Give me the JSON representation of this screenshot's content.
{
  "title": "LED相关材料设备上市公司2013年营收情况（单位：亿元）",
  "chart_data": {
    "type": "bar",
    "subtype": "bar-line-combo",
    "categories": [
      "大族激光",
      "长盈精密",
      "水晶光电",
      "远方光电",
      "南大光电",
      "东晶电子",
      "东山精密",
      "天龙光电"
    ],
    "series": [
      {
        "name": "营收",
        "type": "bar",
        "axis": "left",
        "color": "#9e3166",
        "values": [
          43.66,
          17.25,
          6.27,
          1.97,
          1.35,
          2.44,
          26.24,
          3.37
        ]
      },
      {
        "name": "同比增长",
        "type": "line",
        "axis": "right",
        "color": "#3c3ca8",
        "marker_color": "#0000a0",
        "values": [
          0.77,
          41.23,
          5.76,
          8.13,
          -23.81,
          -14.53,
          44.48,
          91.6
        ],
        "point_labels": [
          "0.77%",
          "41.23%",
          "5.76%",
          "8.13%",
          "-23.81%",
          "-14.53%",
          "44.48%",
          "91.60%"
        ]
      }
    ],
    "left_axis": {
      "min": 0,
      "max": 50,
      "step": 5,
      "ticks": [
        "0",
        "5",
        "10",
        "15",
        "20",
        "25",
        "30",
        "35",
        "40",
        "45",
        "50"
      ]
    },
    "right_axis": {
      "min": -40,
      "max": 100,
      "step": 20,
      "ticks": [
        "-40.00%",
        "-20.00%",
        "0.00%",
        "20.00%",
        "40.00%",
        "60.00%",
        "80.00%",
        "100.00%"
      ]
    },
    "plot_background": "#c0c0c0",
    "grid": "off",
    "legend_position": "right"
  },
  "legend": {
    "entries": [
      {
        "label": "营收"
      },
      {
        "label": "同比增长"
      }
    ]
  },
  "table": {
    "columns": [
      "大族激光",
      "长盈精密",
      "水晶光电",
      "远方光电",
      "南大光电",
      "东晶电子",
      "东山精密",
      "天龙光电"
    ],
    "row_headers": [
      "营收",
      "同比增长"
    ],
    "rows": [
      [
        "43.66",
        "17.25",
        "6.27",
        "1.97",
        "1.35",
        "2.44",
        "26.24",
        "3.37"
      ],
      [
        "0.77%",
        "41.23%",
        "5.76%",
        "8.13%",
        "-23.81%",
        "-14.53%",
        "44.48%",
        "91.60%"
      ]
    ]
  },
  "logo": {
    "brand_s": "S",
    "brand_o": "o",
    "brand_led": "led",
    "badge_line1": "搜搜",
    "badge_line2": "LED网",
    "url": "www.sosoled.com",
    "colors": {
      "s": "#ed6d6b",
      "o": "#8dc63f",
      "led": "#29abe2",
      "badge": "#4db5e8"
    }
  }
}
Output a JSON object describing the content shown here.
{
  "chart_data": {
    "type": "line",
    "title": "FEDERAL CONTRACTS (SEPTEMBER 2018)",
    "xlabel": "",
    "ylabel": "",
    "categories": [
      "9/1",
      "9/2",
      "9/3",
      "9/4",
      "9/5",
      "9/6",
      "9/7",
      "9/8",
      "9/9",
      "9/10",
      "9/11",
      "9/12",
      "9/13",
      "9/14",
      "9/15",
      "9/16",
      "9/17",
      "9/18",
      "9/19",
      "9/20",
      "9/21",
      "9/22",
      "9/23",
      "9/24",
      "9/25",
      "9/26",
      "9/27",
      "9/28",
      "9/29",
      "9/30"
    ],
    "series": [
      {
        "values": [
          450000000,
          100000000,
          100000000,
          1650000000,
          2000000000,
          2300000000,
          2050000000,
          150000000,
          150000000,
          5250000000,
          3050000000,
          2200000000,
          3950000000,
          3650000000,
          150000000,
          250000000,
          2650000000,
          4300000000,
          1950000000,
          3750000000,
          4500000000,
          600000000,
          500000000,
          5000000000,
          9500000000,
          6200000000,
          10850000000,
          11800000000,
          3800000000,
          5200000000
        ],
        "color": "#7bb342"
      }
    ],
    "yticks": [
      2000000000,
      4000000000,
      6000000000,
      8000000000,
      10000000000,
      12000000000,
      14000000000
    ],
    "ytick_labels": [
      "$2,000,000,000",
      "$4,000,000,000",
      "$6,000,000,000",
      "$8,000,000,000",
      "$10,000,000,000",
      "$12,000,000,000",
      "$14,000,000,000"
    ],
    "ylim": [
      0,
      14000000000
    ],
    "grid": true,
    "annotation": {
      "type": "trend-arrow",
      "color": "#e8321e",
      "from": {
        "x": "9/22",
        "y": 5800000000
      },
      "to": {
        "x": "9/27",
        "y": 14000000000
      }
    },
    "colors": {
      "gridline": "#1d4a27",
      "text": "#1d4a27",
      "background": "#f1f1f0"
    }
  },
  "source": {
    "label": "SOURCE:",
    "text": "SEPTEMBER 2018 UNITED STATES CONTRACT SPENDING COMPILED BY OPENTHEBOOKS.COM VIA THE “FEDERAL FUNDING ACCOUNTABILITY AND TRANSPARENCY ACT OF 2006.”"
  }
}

———

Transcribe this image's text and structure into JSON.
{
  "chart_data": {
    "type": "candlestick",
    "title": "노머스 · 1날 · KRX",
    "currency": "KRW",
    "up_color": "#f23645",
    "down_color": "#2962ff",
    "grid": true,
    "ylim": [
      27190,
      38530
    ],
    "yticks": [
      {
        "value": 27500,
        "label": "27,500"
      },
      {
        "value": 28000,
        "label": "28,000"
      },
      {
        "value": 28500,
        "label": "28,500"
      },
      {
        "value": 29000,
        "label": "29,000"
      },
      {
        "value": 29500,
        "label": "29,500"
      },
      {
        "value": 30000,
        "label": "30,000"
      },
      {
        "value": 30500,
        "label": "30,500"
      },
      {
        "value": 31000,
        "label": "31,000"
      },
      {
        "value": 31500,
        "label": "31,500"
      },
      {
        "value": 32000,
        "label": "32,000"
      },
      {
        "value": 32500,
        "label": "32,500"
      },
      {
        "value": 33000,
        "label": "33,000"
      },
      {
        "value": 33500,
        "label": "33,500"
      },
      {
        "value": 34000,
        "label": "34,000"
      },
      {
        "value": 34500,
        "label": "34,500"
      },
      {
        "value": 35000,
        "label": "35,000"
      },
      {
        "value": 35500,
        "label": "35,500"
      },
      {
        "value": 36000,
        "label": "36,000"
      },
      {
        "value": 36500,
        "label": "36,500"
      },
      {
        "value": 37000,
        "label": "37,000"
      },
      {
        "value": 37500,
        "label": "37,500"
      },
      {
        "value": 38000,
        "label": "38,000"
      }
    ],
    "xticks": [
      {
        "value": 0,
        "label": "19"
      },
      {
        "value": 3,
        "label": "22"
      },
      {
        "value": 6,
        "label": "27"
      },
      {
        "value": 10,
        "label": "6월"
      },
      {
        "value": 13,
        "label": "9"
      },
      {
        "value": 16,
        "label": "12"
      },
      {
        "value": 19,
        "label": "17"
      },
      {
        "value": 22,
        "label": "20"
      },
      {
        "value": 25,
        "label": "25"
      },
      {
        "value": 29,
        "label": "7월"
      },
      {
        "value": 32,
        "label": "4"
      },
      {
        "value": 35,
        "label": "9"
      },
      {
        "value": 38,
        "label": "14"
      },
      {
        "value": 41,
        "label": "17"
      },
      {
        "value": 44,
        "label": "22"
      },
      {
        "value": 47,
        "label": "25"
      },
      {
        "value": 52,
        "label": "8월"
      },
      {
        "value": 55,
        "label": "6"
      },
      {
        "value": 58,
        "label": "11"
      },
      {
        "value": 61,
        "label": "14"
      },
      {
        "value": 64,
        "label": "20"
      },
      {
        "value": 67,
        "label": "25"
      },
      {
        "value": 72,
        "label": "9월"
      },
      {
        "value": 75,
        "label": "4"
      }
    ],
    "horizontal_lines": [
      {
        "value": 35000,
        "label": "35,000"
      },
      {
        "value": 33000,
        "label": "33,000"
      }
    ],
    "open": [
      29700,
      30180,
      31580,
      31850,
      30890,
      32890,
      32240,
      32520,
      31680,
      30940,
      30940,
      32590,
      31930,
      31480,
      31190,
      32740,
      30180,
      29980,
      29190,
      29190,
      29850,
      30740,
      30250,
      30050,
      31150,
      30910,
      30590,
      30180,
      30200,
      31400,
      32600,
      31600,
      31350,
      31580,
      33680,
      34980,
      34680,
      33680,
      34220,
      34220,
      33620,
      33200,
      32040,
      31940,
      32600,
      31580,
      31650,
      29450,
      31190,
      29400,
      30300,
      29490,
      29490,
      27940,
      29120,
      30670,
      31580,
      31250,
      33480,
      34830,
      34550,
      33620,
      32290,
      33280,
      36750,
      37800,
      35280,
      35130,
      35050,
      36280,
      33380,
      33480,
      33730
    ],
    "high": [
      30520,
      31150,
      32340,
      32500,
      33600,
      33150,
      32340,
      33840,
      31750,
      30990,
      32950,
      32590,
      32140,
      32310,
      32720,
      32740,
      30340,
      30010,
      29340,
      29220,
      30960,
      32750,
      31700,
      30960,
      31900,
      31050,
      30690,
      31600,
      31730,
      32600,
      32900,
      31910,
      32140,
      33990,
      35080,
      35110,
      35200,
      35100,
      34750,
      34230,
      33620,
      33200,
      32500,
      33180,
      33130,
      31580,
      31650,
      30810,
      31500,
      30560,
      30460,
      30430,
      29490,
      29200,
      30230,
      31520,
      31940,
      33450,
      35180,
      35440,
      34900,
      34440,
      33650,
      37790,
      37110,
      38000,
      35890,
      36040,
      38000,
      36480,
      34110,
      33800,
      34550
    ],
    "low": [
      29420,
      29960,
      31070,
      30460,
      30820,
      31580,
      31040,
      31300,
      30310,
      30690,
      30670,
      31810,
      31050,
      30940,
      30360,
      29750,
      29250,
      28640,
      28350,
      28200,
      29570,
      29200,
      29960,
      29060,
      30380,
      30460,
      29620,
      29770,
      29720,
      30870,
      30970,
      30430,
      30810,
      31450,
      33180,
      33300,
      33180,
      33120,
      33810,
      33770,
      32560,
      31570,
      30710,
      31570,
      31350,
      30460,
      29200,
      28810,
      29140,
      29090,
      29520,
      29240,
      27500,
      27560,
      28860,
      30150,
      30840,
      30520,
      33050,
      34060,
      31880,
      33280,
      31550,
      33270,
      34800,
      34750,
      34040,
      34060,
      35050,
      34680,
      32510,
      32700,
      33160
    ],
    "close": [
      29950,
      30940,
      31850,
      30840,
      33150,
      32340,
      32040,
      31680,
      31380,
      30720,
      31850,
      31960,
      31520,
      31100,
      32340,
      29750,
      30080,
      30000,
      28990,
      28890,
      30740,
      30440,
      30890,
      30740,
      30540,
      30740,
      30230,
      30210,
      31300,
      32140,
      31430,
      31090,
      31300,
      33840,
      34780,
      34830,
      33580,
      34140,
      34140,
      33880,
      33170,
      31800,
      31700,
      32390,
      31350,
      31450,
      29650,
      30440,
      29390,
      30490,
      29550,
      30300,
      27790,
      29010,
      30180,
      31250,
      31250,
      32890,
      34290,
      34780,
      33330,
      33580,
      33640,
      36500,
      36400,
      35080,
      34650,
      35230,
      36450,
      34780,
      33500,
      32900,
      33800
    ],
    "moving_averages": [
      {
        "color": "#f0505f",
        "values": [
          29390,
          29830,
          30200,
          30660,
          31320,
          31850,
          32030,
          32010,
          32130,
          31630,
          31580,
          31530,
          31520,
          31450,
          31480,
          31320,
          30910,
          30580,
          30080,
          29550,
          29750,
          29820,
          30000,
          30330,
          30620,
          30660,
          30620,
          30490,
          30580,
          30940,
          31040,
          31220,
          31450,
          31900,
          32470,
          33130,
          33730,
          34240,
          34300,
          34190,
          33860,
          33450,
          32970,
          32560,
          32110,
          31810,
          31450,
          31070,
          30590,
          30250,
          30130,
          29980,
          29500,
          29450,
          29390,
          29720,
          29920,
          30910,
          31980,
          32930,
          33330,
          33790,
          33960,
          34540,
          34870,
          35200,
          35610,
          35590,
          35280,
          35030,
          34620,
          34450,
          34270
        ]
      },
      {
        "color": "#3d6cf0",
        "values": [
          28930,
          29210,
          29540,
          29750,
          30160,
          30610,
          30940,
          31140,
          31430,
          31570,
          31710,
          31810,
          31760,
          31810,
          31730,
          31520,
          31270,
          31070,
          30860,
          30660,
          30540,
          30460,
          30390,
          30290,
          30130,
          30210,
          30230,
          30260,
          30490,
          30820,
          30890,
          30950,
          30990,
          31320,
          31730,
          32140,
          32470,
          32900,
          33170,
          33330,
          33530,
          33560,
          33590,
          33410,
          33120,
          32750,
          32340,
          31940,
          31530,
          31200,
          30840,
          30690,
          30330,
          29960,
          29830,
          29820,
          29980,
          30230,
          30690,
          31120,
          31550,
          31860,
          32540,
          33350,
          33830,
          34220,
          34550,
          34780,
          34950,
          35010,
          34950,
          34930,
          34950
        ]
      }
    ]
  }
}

———

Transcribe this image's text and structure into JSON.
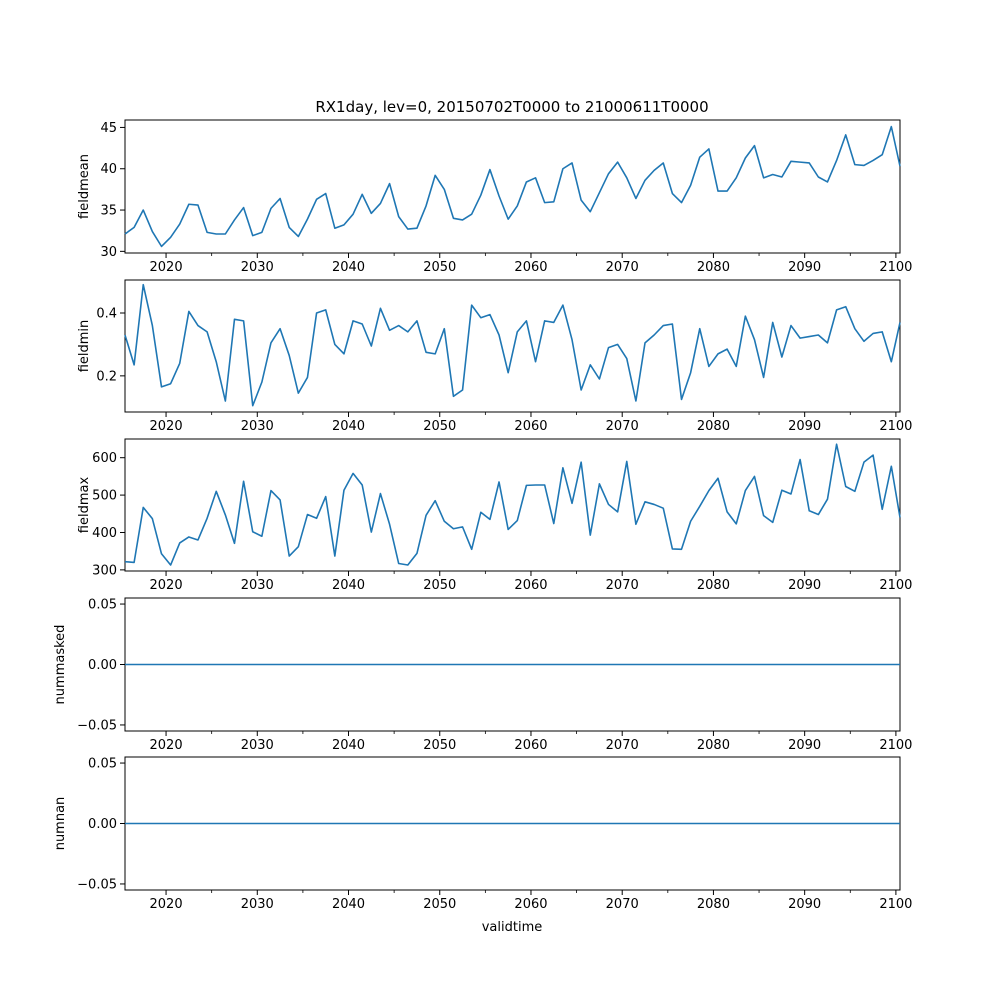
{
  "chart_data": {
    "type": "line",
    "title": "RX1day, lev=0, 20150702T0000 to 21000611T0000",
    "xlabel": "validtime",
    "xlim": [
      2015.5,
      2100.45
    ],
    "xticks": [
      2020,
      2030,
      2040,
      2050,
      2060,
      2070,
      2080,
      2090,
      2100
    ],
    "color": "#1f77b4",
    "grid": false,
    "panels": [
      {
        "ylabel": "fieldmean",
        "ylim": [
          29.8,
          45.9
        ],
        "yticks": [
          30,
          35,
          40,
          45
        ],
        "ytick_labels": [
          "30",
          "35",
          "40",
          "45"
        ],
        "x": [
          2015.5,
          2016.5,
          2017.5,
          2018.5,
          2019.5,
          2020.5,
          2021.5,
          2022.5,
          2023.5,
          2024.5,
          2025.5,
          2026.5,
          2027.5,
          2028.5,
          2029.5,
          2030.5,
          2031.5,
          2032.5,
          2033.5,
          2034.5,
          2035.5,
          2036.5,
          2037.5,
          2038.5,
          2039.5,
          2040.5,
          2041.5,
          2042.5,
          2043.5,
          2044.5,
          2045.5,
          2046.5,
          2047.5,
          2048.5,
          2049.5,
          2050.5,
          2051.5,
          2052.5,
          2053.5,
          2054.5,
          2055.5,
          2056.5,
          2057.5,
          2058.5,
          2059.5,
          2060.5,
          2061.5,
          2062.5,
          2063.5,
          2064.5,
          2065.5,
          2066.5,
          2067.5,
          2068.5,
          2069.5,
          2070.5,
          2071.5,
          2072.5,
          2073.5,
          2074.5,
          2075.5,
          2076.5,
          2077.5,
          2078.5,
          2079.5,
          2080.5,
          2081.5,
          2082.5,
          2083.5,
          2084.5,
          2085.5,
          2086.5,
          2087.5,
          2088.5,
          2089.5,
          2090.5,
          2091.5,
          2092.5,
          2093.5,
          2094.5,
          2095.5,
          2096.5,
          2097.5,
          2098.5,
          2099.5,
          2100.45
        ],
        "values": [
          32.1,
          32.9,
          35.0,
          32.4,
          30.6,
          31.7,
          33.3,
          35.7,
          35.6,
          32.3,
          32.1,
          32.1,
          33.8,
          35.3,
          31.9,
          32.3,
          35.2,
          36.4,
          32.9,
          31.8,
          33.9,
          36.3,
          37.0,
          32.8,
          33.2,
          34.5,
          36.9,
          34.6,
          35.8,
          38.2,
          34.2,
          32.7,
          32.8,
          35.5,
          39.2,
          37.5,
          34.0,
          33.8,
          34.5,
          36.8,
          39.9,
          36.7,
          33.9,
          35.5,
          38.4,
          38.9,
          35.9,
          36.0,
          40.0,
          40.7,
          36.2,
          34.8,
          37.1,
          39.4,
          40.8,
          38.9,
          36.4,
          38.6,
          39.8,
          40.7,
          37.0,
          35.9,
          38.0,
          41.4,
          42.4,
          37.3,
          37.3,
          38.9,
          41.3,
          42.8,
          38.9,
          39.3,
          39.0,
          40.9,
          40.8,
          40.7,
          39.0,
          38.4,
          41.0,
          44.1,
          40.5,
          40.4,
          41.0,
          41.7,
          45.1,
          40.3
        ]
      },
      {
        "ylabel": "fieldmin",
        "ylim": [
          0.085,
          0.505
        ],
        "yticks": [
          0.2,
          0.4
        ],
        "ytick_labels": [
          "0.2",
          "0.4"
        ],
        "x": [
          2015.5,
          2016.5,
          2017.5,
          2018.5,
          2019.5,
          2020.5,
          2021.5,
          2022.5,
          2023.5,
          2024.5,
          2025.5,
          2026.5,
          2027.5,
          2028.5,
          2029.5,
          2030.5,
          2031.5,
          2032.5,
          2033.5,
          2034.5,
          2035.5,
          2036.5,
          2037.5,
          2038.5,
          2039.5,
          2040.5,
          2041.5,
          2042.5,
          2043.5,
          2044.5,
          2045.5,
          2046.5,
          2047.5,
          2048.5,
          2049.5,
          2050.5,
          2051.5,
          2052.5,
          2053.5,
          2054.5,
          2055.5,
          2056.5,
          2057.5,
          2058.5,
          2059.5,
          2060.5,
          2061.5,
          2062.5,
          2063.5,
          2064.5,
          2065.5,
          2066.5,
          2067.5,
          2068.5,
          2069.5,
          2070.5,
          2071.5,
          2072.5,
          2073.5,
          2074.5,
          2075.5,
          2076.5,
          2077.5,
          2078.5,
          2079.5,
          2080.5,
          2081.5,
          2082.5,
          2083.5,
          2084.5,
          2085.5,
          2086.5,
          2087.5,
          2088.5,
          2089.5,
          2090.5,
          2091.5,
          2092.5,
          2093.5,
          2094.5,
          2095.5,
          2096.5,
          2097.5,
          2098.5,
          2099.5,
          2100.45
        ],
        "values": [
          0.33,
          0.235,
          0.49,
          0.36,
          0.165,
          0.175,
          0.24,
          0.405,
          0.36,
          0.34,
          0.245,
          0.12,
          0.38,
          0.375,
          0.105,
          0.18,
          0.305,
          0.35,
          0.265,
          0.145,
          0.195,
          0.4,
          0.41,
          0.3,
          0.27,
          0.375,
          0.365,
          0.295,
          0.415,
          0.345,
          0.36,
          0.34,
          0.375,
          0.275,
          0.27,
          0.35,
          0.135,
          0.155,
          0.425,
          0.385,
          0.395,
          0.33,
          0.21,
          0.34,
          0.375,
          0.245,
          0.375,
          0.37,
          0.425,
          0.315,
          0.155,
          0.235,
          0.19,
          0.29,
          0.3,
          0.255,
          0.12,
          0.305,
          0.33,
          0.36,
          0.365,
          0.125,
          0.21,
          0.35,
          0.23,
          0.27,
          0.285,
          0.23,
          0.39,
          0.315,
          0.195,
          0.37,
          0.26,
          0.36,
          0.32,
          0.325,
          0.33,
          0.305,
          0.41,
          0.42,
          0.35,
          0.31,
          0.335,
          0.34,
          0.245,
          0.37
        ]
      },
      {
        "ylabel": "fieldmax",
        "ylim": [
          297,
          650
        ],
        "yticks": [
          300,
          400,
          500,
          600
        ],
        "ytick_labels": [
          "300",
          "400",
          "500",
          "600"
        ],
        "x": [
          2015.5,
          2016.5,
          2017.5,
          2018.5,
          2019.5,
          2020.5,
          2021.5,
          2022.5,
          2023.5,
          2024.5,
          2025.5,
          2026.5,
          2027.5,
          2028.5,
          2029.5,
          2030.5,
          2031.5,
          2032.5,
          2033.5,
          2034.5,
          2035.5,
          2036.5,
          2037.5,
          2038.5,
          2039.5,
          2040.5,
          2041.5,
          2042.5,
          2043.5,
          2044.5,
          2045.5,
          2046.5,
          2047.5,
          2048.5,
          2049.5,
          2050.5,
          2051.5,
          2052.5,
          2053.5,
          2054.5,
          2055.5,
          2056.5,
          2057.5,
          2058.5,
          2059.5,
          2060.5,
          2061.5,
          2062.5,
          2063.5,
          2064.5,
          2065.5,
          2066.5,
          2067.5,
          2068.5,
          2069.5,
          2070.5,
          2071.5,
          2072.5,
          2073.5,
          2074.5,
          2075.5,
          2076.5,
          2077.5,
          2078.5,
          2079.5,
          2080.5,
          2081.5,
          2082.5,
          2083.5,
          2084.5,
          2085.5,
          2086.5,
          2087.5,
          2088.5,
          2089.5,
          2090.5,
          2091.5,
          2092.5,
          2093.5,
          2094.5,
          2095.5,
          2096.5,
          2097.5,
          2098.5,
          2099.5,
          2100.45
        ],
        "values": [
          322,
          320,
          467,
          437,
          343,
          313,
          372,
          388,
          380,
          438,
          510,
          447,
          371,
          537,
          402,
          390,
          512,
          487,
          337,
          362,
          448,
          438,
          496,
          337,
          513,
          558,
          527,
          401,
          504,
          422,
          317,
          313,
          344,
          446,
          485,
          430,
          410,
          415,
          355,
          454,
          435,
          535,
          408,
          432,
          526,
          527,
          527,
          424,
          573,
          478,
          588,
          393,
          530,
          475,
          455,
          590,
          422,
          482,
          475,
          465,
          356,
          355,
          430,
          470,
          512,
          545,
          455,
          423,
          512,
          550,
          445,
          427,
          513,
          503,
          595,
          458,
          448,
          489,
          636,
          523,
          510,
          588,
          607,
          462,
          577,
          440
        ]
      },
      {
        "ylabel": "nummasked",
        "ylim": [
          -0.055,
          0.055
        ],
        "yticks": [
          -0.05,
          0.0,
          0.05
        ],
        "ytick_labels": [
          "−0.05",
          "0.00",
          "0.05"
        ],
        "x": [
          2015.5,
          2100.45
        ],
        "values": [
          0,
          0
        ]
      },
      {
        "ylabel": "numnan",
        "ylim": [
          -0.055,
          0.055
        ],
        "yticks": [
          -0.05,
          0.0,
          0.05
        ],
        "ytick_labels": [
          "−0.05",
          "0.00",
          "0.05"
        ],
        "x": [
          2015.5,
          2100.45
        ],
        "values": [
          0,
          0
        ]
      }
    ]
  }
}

———

Which lines of the data include "SEPTEMBER"? Copy each of them.

    "title": "FEDERAL CONTRACTS (SEPTEMBER 2018)",
    "text": "SEPTEMBER 2018 UNITED STATES CONTRACT SPENDING COMPILED BY OPENTHEBOOKS.COM VIA THE “FEDERAL FUNDING ACCOUNTABILITY AND TRANSPARENCY ACT OF 2006.”"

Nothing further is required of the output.